● **DATA FOR THIS EXERCISE**

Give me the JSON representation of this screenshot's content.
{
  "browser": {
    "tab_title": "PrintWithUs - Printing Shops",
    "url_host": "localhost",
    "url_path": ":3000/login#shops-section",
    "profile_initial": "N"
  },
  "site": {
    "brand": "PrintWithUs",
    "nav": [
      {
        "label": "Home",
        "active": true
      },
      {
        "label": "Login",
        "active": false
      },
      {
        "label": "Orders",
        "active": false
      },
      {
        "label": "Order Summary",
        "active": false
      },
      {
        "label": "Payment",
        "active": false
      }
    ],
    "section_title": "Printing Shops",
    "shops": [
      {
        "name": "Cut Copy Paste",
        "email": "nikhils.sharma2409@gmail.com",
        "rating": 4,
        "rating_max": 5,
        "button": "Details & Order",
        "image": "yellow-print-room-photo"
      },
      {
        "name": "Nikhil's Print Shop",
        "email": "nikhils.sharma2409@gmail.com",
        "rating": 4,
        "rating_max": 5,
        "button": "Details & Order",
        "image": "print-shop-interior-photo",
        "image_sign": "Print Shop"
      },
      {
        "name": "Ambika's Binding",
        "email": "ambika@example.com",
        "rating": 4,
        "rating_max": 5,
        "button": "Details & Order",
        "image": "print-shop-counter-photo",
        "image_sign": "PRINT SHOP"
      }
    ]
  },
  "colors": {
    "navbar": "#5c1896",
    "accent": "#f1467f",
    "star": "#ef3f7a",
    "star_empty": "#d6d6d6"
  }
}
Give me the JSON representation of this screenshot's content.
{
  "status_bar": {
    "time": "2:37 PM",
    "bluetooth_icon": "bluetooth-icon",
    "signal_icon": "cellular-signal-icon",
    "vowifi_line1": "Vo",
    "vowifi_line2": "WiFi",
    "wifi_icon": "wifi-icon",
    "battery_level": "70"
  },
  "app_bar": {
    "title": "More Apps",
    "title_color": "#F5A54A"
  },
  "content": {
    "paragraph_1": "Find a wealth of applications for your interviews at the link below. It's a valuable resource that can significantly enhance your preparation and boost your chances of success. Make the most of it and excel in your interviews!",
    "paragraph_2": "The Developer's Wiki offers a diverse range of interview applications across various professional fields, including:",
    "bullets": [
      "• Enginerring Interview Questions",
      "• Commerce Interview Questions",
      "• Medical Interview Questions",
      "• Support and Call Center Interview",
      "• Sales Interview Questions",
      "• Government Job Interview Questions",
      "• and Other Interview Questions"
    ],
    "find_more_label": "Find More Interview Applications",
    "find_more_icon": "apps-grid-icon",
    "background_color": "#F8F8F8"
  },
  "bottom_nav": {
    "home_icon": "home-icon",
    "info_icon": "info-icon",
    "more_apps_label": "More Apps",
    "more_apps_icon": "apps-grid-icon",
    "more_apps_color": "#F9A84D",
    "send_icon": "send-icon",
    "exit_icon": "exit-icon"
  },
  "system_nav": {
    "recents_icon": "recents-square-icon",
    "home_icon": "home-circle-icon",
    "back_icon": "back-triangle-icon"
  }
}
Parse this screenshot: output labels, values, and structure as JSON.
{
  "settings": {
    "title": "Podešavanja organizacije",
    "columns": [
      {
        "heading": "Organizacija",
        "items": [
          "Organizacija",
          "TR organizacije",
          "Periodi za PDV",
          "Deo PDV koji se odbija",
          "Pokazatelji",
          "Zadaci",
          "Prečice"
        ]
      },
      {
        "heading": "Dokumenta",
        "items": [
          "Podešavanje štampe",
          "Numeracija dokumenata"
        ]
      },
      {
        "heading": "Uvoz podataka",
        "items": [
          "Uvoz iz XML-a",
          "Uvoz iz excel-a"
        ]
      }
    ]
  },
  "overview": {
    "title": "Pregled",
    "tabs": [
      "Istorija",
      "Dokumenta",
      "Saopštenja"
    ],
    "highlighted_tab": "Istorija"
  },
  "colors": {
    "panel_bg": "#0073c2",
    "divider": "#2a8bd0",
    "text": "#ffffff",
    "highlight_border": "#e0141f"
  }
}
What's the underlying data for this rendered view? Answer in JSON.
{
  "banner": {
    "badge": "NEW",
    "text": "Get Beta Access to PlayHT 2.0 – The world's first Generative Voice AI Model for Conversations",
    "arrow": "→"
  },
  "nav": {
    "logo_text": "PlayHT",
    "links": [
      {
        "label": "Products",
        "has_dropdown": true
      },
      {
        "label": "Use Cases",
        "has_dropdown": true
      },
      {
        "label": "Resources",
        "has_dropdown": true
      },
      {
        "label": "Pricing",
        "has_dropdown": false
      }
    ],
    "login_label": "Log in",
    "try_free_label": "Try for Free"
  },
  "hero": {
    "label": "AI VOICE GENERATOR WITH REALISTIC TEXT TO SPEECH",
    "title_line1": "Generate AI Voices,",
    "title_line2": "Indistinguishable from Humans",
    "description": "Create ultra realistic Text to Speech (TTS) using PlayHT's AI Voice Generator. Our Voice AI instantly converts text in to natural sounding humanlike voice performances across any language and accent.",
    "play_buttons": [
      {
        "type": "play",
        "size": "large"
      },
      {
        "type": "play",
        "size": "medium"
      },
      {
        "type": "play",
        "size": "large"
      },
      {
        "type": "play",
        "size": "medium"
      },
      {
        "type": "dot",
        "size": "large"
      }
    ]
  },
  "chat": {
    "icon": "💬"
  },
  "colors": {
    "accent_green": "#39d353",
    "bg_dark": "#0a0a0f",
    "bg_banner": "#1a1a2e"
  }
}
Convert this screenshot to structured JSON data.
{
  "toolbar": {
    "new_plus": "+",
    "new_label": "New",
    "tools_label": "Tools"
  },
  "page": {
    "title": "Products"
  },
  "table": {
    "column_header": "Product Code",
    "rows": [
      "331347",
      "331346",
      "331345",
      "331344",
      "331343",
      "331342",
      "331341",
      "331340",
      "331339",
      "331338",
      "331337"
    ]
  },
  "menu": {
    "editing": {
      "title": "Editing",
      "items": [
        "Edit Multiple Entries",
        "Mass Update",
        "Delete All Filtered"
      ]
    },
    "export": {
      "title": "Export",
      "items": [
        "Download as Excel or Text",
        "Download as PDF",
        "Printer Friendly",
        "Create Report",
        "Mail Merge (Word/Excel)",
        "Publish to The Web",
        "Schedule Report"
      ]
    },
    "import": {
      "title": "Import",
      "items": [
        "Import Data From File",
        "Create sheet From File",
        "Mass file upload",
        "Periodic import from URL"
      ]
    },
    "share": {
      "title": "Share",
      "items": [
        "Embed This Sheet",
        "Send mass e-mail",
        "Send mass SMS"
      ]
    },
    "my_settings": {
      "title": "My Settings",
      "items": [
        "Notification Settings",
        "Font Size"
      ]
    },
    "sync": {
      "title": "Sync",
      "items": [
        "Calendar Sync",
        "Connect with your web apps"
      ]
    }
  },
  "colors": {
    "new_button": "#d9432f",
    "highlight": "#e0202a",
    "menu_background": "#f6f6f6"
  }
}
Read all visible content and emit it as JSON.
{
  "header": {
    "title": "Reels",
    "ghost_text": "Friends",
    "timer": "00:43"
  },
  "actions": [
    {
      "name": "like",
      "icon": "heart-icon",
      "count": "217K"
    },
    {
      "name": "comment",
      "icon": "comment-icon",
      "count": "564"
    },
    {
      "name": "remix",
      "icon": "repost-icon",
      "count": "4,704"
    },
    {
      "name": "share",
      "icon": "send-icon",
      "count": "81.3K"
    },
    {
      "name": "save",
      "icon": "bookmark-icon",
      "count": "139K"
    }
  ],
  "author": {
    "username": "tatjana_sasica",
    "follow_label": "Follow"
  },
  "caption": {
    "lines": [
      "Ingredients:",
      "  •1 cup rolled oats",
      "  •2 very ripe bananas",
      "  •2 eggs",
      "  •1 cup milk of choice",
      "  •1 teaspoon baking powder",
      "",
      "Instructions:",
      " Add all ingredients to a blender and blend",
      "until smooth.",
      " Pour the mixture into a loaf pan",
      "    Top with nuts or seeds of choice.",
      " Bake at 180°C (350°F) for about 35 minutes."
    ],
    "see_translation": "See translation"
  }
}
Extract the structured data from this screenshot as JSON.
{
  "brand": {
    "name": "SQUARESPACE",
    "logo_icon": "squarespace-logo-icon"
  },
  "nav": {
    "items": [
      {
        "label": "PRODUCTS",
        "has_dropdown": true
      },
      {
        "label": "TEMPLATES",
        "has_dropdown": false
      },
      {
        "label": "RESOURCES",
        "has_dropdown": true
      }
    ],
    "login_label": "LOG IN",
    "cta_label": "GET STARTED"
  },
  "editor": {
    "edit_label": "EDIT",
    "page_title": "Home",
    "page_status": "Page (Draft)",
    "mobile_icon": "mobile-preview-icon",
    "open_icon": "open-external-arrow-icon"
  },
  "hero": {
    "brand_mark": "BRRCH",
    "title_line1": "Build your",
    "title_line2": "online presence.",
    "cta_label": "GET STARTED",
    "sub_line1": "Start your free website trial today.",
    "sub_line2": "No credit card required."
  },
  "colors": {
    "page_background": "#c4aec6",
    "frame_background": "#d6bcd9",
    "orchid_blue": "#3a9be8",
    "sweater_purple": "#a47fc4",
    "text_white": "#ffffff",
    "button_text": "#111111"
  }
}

● **INSTRUCTIONS FOR THE TASK**
Your answer should be one number: the count of lines in the data above that include the word "Organizacija".

● **RESULT FOR THIS EXERCISE**
2